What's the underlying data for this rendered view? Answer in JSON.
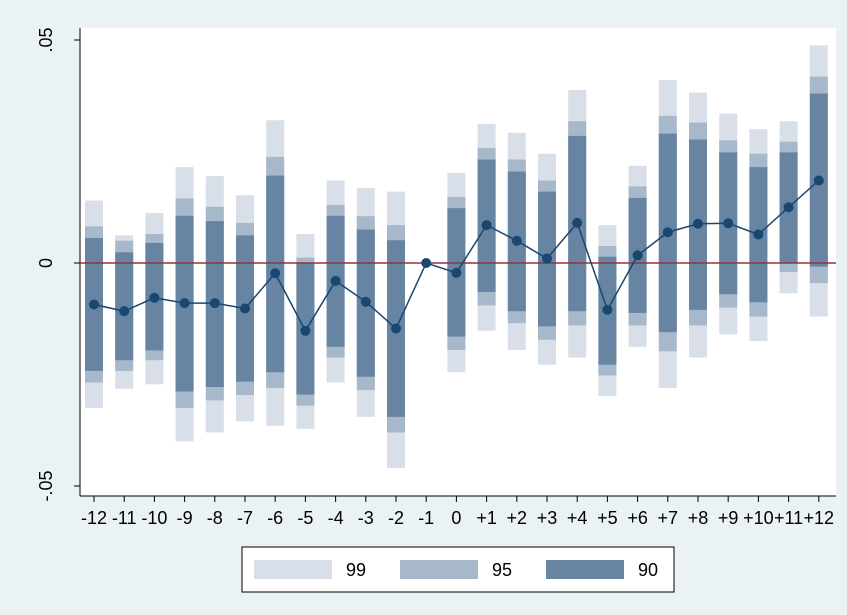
{
  "chart_data": {
    "type": "line",
    "subtype": "event-study coefficient plot with confidence interval bars",
    "categories": [
      "-12",
      "-11",
      "-10",
      "-9",
      "-8",
      "-7",
      "-6",
      "-5",
      "-4",
      "-3",
      "-2",
      "-1",
      "0",
      "+1",
      "+2",
      "+3",
      "+4",
      "+5",
      "+6",
      "+7",
      "+8",
      "+9",
      "+10",
      "+11",
      "+12"
    ],
    "series": [
      {
        "values": [
          -0.0093,
          -0.0108,
          -0.0078,
          -0.009,
          -0.009,
          -0.0102,
          -0.0023,
          -0.0152,
          -0.004,
          -0.0087,
          -0.0147,
          0.0,
          -0.0022,
          0.0085,
          0.005,
          0.001,
          0.009,
          -0.0105,
          0.0017,
          0.0069,
          0.0088,
          0.0089,
          0.0064,
          0.0125,
          0.0185
        ]
      }
    ],
    "intervals": {
      "90": {
        "lo": [
          -0.0242,
          -0.0218,
          -0.0196,
          -0.0288,
          -0.0278,
          -0.0266,
          -0.0245,
          -0.0295,
          -0.0188,
          -0.0255,
          -0.0345,
          0.0,
          -0.0165,
          -0.0065,
          -0.0108,
          -0.0142,
          -0.0108,
          -0.0228,
          -0.0112,
          -0.0155,
          -0.0105,
          -0.007,
          -0.0088,
          0.0,
          -0.0008
        ],
        "hi": [
          0.0056,
          0.0024,
          0.0045,
          0.0106,
          0.0094,
          0.0062,
          0.0196,
          0.0,
          0.0106,
          0.0075,
          0.0051,
          0.0,
          0.0123,
          0.0232,
          0.0205,
          0.016,
          0.0285,
          0.0014,
          0.0146,
          0.029,
          0.0277,
          0.0248,
          0.0215,
          0.0248,
          0.038
        ]
      },
      "95": {
        "lo": [
          -0.0268,
          -0.0242,
          -0.0218,
          -0.0325,
          -0.0308,
          -0.0296,
          -0.028,
          -0.032,
          -0.0212,
          -0.0285,
          -0.038,
          0.0,
          -0.0195,
          -0.0095,
          -0.0135,
          -0.0172,
          -0.014,
          -0.0252,
          -0.014,
          -0.0198,
          -0.014,
          -0.01,
          -0.012,
          -0.002,
          -0.0045
        ],
        "hi": [
          0.0082,
          0.005,
          0.0065,
          0.0145,
          0.0126,
          0.009,
          0.0238,
          0.0012,
          0.013,
          0.0105,
          0.0085,
          0.0,
          0.0148,
          0.0258,
          0.0232,
          0.0185,
          0.0318,
          0.0038,
          0.0172,
          0.033,
          0.0315,
          0.0275,
          0.0245,
          0.0272,
          0.0418
        ]
      },
      "99": {
        "lo": [
          -0.0325,
          -0.0282,
          -0.0272,
          -0.04,
          -0.038,
          -0.0355,
          -0.0365,
          -0.0372,
          -0.0268,
          -0.0345,
          -0.046,
          0.0,
          -0.0245,
          -0.0152,
          -0.0195,
          -0.0228,
          -0.0212,
          -0.0298,
          -0.0188,
          -0.028,
          -0.0212,
          -0.016,
          -0.0175,
          -0.0068,
          -0.012
        ],
        "hi": [
          0.014,
          0.0062,
          0.0112,
          0.0215,
          0.0195,
          0.0152,
          0.032,
          0.0065,
          0.0185,
          0.0168,
          0.016,
          0.0,
          0.0202,
          0.0312,
          0.0292,
          0.0245,
          0.0388,
          0.0085,
          0.0218,
          0.041,
          0.0382,
          0.0335,
          0.03,
          0.0318,
          0.0488
        ]
      }
    },
    "ylim": [
      -0.05,
      0.05
    ],
    "yticks": [
      {
        "value": 0.05,
        "label": ".05"
      },
      {
        "value": 0,
        "label": "0"
      },
      {
        "value": -0.05,
        "label": "-.05"
      }
    ],
    "reference_line": {
      "value": 0
    },
    "legend": {
      "position": "bottom",
      "entries": [
        "99",
        "95",
        "90"
      ]
    },
    "grid": false
  },
  "colors": {
    "background": "#eaf2f3",
    "plot_background": "#ffffff",
    "ci99": "#d9dfe8",
    "ci95": "#a7b8cb",
    "ci90": "#6784a3",
    "line": "#1a476f",
    "zero_line": "#90353b"
  }
}
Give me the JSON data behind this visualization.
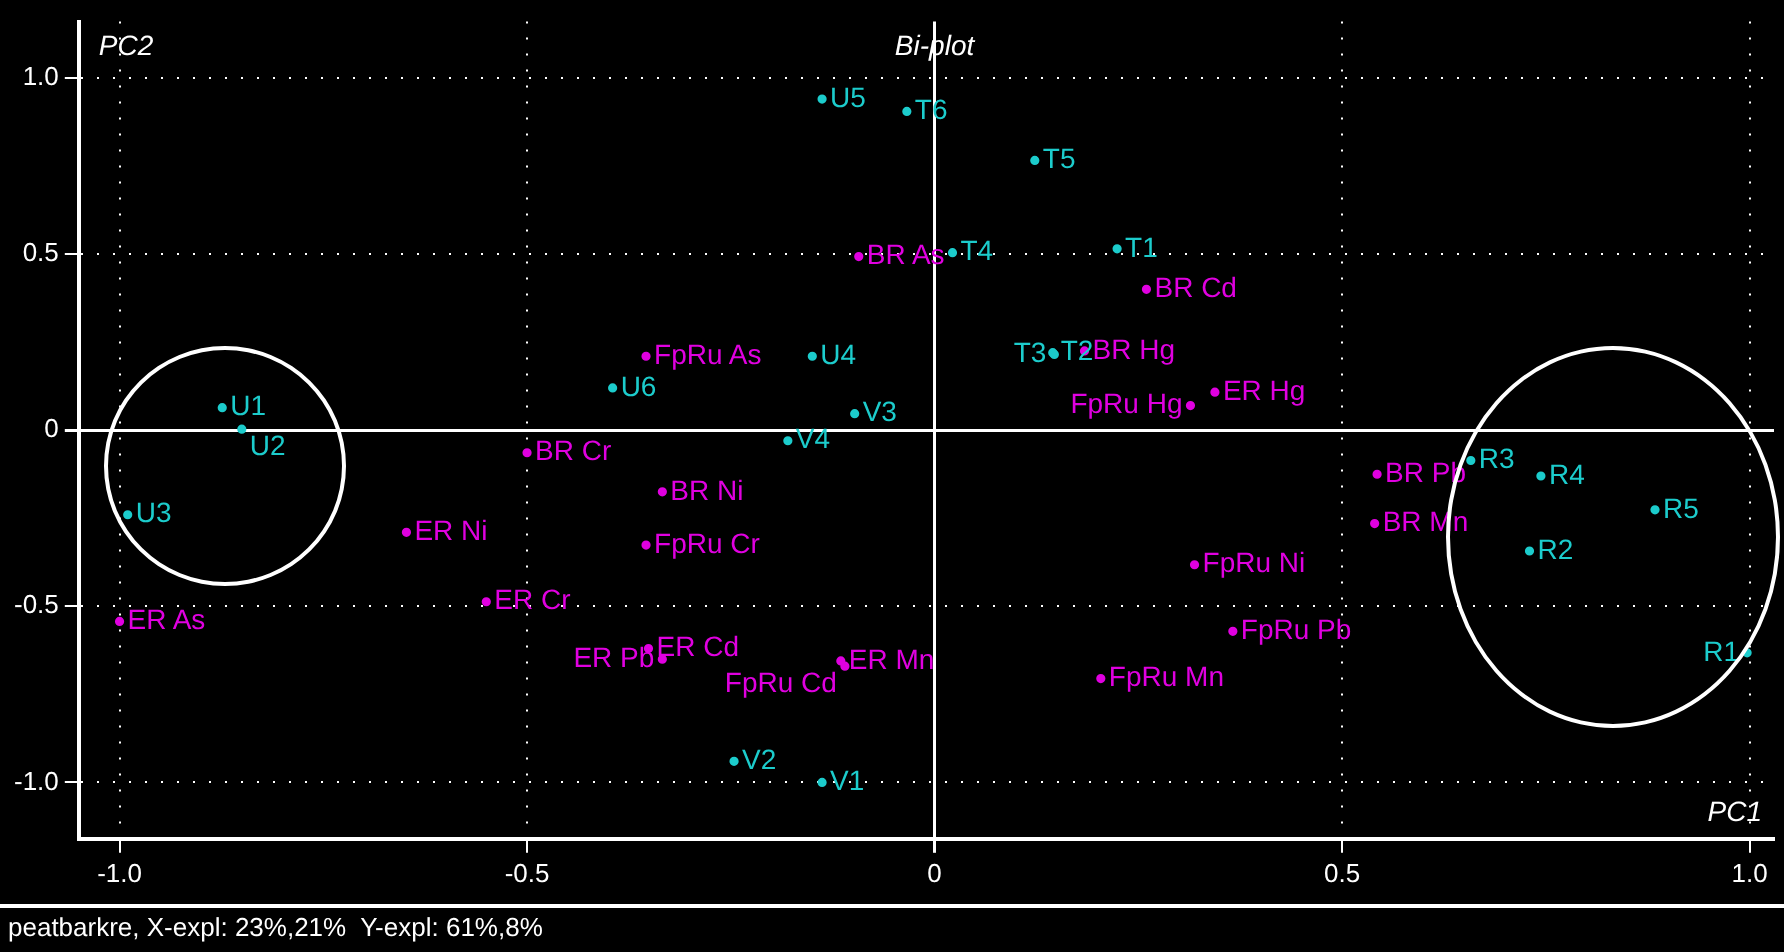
{
  "chart_data": {
    "type": "scatter",
    "title": "Bi-plot",
    "xlabel": "PC1",
    "ylabel": "PC2",
    "xlim": [
      -1.05,
      1.03
    ],
    "ylim": [
      -1.16,
      1.16
    ],
    "xticks": [
      {
        "value": -1,
        "label": "-1.0"
      },
      -0.5,
      0,
      0.5,
      {
        "value": 1,
        "label": "1.0"
      }
    ],
    "yticks": [
      {
        "value": -1,
        "label": "-1.0"
      },
      -0.5,
      0,
      0.5,
      {
        "value": 1,
        "label": "1.0"
      }
    ],
    "grid": true,
    "legend": false,
    "marker": "circle",
    "series": [
      {
        "color": "#1ccccc",
        "x": [
          -0.138,
          -0.034,
          0.123,
          0.022,
          0.224,
          0.145,
          0.147,
          -0.15,
          -0.395,
          -0.098,
          -0.18,
          -0.874,
          -0.85,
          -0.99,
          -0.246,
          -0.138,
          0.658,
          0.744,
          0.884,
          0.73,
          0.997
        ],
        "values": [
          0.94,
          0.905,
          0.766,
          0.504,
          0.515,
          0.22,
          0.215,
          0.21,
          0.12,
          0.047,
          -0.03,
          0.064,
          0.003,
          -0.24,
          -0.94,
          -1.0,
          -0.086,
          -0.13,
          -0.226,
          -0.343,
          -0.632
        ]
      },
      {
        "color": "#e000e0",
        "x": [
          -0.093,
          0.26,
          0.184,
          0.344,
          0.314,
          -0.354,
          -0.5,
          -0.334,
          -0.648,
          -0.354,
          -0.55,
          -1.0,
          -0.351,
          -0.334,
          -0.115,
          -0.11,
          0.319,
          0.366,
          0.204,
          0.543,
          0.54
        ],
        "values": [
          0.493,
          0.4,
          0.225,
          0.108,
          0.07,
          0.21,
          -0.064,
          -0.175,
          -0.29,
          -0.326,
          -0.487,
          -0.543,
          -0.62,
          -0.65,
          -0.655,
          -0.67,
          -0.382,
          -0.571,
          -0.705,
          -0.125,
          -0.265
        ]
      }
    ],
    "annotations": [
      {
        "text": "U5",
        "x": -0.138,
        "y": 0.94
      },
      {
        "text": "T6",
        "x": -0.034,
        "y": 0.905
      },
      {
        "text": "T5",
        "x": 0.123,
        "y": 0.766
      },
      {
        "text": "T4",
        "x": 0.022,
        "y": 0.504
      },
      {
        "text": "T1",
        "x": 0.224,
        "y": 0.515
      },
      {
        "text": "T2",
        "x": 0.145,
        "y": 0.22
      },
      {
        "text": "T3",
        "x": 0.147,
        "y": 0.215
      },
      {
        "text": "U4",
        "x": -0.15,
        "y": 0.21
      },
      {
        "text": "U6",
        "x": -0.395,
        "y": 0.12
      },
      {
        "text": "V3",
        "x": -0.098,
        "y": 0.047
      },
      {
        "text": "V4",
        "x": -0.18,
        "y": -0.03
      },
      {
        "text": "U1",
        "x": -0.874,
        "y": 0.064
      },
      {
        "text": "U2",
        "x": -0.85,
        "y": 0.003
      },
      {
        "text": "U3",
        "x": -0.99,
        "y": -0.24
      },
      {
        "text": "V2",
        "x": -0.246,
        "y": -0.94
      },
      {
        "text": "V1",
        "x": -0.138,
        "y": -1.0
      },
      {
        "text": "R3",
        "x": 0.658,
        "y": -0.086
      },
      {
        "text": "R4",
        "x": 0.744,
        "y": -0.13
      },
      {
        "text": "R5",
        "x": 0.884,
        "y": -0.226
      },
      {
        "text": "R2",
        "x": 0.73,
        "y": -0.343
      },
      {
        "text": "R1",
        "x": 0.997,
        "y": -0.632
      },
      {
        "text": "BR As",
        "x": -0.093,
        "y": 0.493
      },
      {
        "text": "BR Cd",
        "x": 0.26,
        "y": 0.4
      },
      {
        "text": "BR Hg",
        "x": 0.184,
        "y": 0.225
      },
      {
        "text": "ER Hg",
        "x": 0.344,
        "y": 0.108
      },
      {
        "text": "FpRu Hg",
        "x": 0.314,
        "y": 0.07
      },
      {
        "text": "FpRu As",
        "x": -0.354,
        "y": 0.21
      },
      {
        "text": "BR Cr",
        "x": -0.5,
        "y": -0.064
      },
      {
        "text": "BR Ni",
        "x": -0.334,
        "y": -0.175
      },
      {
        "text": "ER Ni",
        "x": -0.648,
        "y": -0.29
      },
      {
        "text": "FpRu Cr",
        "x": -0.354,
        "y": -0.326
      },
      {
        "text": "ER Cr",
        "x": -0.55,
        "y": -0.487
      },
      {
        "text": "ER As",
        "x": -1.0,
        "y": -0.543
      },
      {
        "text": "ER Cd",
        "x": -0.351,
        "y": -0.62
      },
      {
        "text": "ER Pb",
        "x": -0.334,
        "y": -0.65
      },
      {
        "text": "ER Mn",
        "x": -0.115,
        "y": -0.655
      },
      {
        "text": "FpRu Cd",
        "x": -0.11,
        "y": -0.67
      },
      {
        "text": "FpRu Ni",
        "x": 0.319,
        "y": -0.382
      },
      {
        "text": "FpRu Pb",
        "x": 0.366,
        "y": -0.571
      },
      {
        "text": "FpRu Mn",
        "x": 0.204,
        "y": -0.705
      },
      {
        "text": "BR Pb",
        "x": 0.543,
        "y": -0.125
      },
      {
        "text": "BR Mn",
        "x": 0.54,
        "y": -0.265
      },
      "peatbarkre, X-expl: 23%,21%  Y-expl: 61%,8%"
    ]
  }
}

Exercise instructions:
The answer is a single number, the count of lines in the records that contain the string "FpRu".

Solution to the problem:
7